* [EXERCISE DIRECTIONS]: Write the records out again, keeping each line exactly as it is.

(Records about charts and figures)
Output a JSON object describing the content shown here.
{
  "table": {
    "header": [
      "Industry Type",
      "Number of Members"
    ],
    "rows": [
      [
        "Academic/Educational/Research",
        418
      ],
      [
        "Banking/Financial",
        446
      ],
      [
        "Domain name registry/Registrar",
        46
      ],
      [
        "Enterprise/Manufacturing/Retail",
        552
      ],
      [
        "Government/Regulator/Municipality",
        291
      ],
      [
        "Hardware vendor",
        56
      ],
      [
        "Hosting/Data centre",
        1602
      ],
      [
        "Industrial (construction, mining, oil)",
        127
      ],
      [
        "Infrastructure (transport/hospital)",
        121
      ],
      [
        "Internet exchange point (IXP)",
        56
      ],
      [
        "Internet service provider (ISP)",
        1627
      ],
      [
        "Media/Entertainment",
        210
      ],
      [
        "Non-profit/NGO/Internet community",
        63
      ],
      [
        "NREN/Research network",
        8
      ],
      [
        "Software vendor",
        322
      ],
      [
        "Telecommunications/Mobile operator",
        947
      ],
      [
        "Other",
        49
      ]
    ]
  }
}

* [RESPONSE BELOW]:
Output a JSON object describing the content shown here.
{
  "table": {
    "header": [
      "Industry Type",
      "Number of Members"
    ],
    "rows": [
      [
        "Academic/Educational/Research",
        418
      ],
      [
        "Banking/Financial",
        446
      ],
      [
        "Domain name registry/Registrar",
        46
      ],
      [
        "Enterprise/Manufacturing/Retail",
        552
      ],
      [
        "Government/Regulator/Municipality",
        291
      ],
      [
        "Hardware vendor",
        56
      ],
      [
        "Hosting/Data centre",
        1602
      ],
      [
        "Industrial (construction, mining, oil)",
        127
      ],
      [
        "Infrastructure (transport/hospital)",
        121
      ],
      [
        "Internet exchange point (IXP)",
        56
      ],
      [
        "Internet service provider (ISP)",
        1627
      ],
      [
        "Media/Entertainment",
        210
      ],
      [
        "Non-profit/NGO/Internet community",
        63
      ],
      [
        "NREN/Research network",
        8
      ],
      [
        "Software vendor",
        322
      ],
      [
        "Telecommunications/Mobile operator",
        947
      ],
      [
        "Other",
        49
      ]
    ]
  }
}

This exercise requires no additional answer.